→ **Objective**
Return, without any alteration, the lines of the items below, from the line containing "mic-icon[interactable]: 🎤 xyxy=(606,640,617,651)" up to and including the line containing "bookmark-item[interactable]: Gelen Kutusu".

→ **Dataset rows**
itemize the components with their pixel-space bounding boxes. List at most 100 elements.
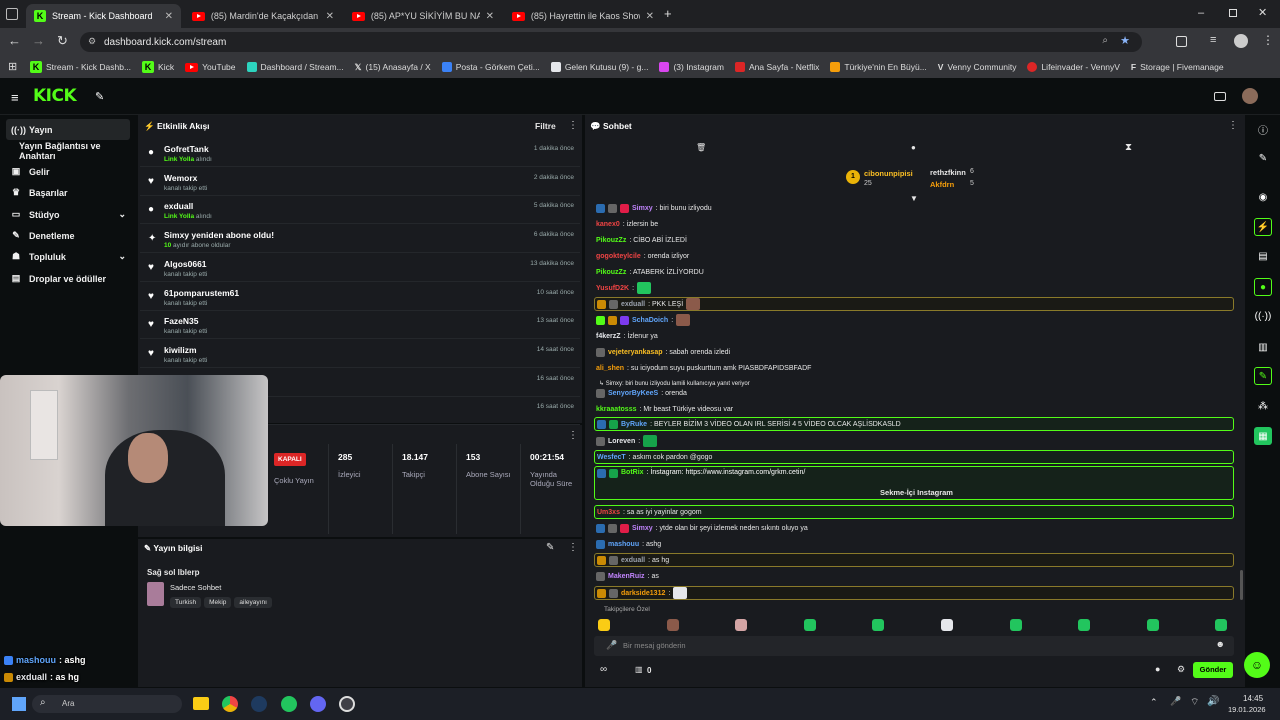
mic-icon[interactable]: 🎤 xyxy=(606,640,617,651)
reload-icon[interactable]: ↻ xyxy=(57,33,68,49)
emote-picker-icon[interactable] xyxy=(1146,619,1159,631)
sidebar-item-yayin[interactable]: ((·)) Yayın xyxy=(6,119,130,140)
bookmark-item[interactable]: Gelen Kutusu (9) - g... xyxy=(550,62,648,72)
tab-stream-dashboard[interactable]: K Stream - Kick Dashboard ✕ xyxy=(26,4,181,28)
mic-tray-icon[interactable]: 🎤 xyxy=(1170,696,1181,707)
chat-username[interactable]: WesfecT xyxy=(597,454,626,461)
tab-close-icon[interactable]: ✕ xyxy=(486,11,494,22)
settings-gear-icon[interactable]: ⚙ xyxy=(1177,664,1185,675)
kick-logo[interactable]: KICK xyxy=(33,86,77,106)
hamburger-menu-icon[interactable]: ≡ xyxy=(11,90,19,105)
stats-more-icon[interactable]: ⋮ xyxy=(568,430,578,441)
bookmark-item[interactable]: V Venny Community xyxy=(938,62,1017,72)
bookmark-item[interactable]: Lifeinvader - VennyV xyxy=(1027,62,1120,72)
emote-picker-icon[interactable] xyxy=(1009,619,1022,631)
studio-icon[interactable] xyxy=(1214,92,1226,101)
send-button[interactable]: Gönder xyxy=(1193,662,1233,678)
chat-username[interactable]: mashouu xyxy=(608,541,639,548)
wifi-icon[interactable]: ⌔ xyxy=(1190,696,1199,709)
bookmark-item[interactable]: K Kick xyxy=(142,61,174,73)
app-icon[interactable]: ▦ xyxy=(1254,427,1272,445)
steam-icon[interactable] xyxy=(251,696,267,712)
chat-bubble-icon[interactable]: ● xyxy=(911,143,916,152)
activity-item[interactable]: ♥ kiwilizm kanalı takip etti 14 saat önce xyxy=(140,340,580,368)
bookmark-item[interactable]: (3) Instagram xyxy=(659,62,724,72)
tab-close-icon[interactable]: ✕ xyxy=(326,11,334,22)
stream-info-more-icon[interactable]: ⋮ xyxy=(568,542,578,553)
emote-picker-icon[interactable] xyxy=(941,619,953,631)
sidebar-item-stream-key[interactable]: Yayın Bağlantısı ve Anahtarı xyxy=(6,140,130,161)
infinity-icon[interactable]: ∞ xyxy=(600,664,607,675)
chat-username[interactable]: exduall xyxy=(621,557,645,564)
site-info-icon[interactable]: ⚙ xyxy=(88,36,96,47)
chat-username[interactable]: MakenRuiz xyxy=(608,573,645,580)
camera-icon[interactable]: ◉ xyxy=(1254,188,1272,206)
chat-username[interactable]: gogokteylcile xyxy=(596,253,641,260)
zoom-icon[interactable]: ⌕ xyxy=(1102,35,1108,46)
bookmark-item[interactable]: Dashboard / Stream... xyxy=(246,62,344,72)
chat-username[interactable]: f4kerzZ xyxy=(596,333,621,340)
new-tab-icon[interactable]: + xyxy=(664,6,672,21)
chat-username[interactable]: Loreven xyxy=(608,438,635,445)
wrench-icon[interactable]: ✎ xyxy=(1254,367,1272,385)
chat-username[interactable]: ali_shen xyxy=(596,365,624,372)
chat-more-icon[interactable]: ⋮ xyxy=(1228,120,1238,131)
edit-icon[interactable]: ✎ xyxy=(546,542,554,553)
instagram-link-button[interactable]: Sekme-İçi Instagram xyxy=(594,485,1234,499)
bookmark-item[interactable]: K Stream - Kick Dashb... xyxy=(30,61,131,73)
tab-close-icon[interactable]: ✕ xyxy=(646,11,654,22)
activity-item[interactable]: ✦ Simxy yeniden abone oldu! 10 ayıdır abon… xyxy=(140,225,580,254)
emote-picker-icon[interactable] xyxy=(803,619,816,631)
file-explorer-icon[interactable] xyxy=(193,697,209,710)
chat-username[interactable]: darkside1312 xyxy=(621,590,665,597)
trash-icon[interactable]: 🗑 xyxy=(696,143,706,152)
chat-username[interactable]: SchaDoich xyxy=(632,317,668,324)
chat-username[interactable]: PikouzZz xyxy=(596,269,626,276)
back-icon[interactable]: ← xyxy=(8,33,21,48)
bookmark-item[interactable]: Ana Sayfa - Netflix xyxy=(734,62,819,72)
clipboard-icon[interactable]: ▤ xyxy=(1254,247,1272,265)
spotify-icon[interactable] xyxy=(281,696,297,712)
pen-icon[interactable]: ✎ xyxy=(1254,149,1272,167)
address-bar[interactable]: ⚙ dashboard.kick.com/stream ⌕ ★ xyxy=(80,32,1142,52)
activity-item[interactable]: ♥ 61pomparustem61 kanalı takip etti 10 saat… xyxy=(140,283,580,311)
flash-icon[interactable]: ⚡ xyxy=(1254,218,1272,236)
close-window-icon[interactable]: ✕ xyxy=(1258,6,1267,19)
bookmark-item[interactable]: Posta - Görkem Çeti... xyxy=(441,62,540,72)
pin-icon[interactable]: ✎ xyxy=(95,90,104,103)
chrome-icon[interactable] xyxy=(222,696,238,712)
activity-item[interactable]: ● exduall Link Yolla alındı 5 dakika önce xyxy=(140,196,580,225)
info-icon[interactable]: ⓘ xyxy=(1254,120,1272,138)
windows-start-icon[interactable] xyxy=(12,697,26,711)
chat-username[interactable]: kanex0 xyxy=(596,221,620,228)
bookmark-item[interactable]: F Storage | Fivemanage xyxy=(1131,62,1224,72)
layers-icon[interactable]: ▥ xyxy=(1254,338,1272,356)
tray-chevron-icon[interactable]: ⌃ xyxy=(1150,697,1158,708)
sidebar-item-droplar[interactable]: ▤ Droplar ve ödüller xyxy=(6,268,130,289)
sidebar-item-topluluk[interactable]: ☗ Topluluk ⌄ xyxy=(6,246,130,267)
tab-close-icon[interactable]: ✕ xyxy=(165,11,173,22)
emote-picker-icon[interactable] xyxy=(1078,619,1091,631)
forward-icon[interactable]: → xyxy=(32,33,45,48)
apps-grid-icon[interactable]: ⊞ xyxy=(8,60,17,73)
taskbar-search[interactable]: ⌕ Ara xyxy=(32,695,182,713)
chat-input[interactable]: 🎤 Bir mesaj gönderin ☻ xyxy=(594,636,1234,656)
chat-username[interactable]: ByRuke xyxy=(621,421,647,428)
sidebar-item-gelir[interactable]: ▣ Gelir xyxy=(6,161,130,182)
broadcast-icon[interactable]: ((·)) xyxy=(1254,307,1272,325)
activity-item[interactable]: ● GofretTank Link Yolla alındı 1 dakika önc… xyxy=(140,139,580,167)
more-menu-icon[interactable]: ⋮ xyxy=(1262,33,1274,47)
chat-username[interactable]: Simxy xyxy=(632,205,653,212)
chat-username[interactable]: BotRix xyxy=(621,469,644,476)
tab-youtube-1[interactable]: (85) Mardin'de Kaçakçıdan 3 D ✕ xyxy=(184,4,342,28)
emote-picker-icon[interactable] xyxy=(735,619,748,631)
clock-date[interactable]: 19.01.2026 xyxy=(1228,705,1266,714)
chat-username[interactable]: Simxy xyxy=(632,525,653,532)
activity-item[interactable]: ♥ FazeN35 kanalı takip etti 13 saat önce xyxy=(140,311,580,340)
chat-username[interactable]: exduall xyxy=(621,301,645,308)
obs-icon[interactable] xyxy=(339,696,355,712)
sidebar-item-denetleme[interactable]: ✎ Denetleme xyxy=(6,225,130,246)
gift-icon[interactable]: ▥ xyxy=(635,665,643,674)
hourglass-icon[interactable]: ⧗ xyxy=(1125,142,1132,153)
help-chat-button[interactable]: ☺ xyxy=(1244,652,1270,678)
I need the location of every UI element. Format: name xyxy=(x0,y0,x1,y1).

→ **Task response**
mic-icon[interactable]: 🎤 xyxy=(606,640,617,651)
reload-icon[interactable]: ↻ xyxy=(57,33,68,49)
emote-picker-icon[interactable] xyxy=(1146,619,1159,631)
sidebar-item-yayin[interactable]: ((·)) Yayın xyxy=(6,119,130,140)
bookmark-item[interactable]: Gelen Kutusu (9) - g... xyxy=(550,62,648,72)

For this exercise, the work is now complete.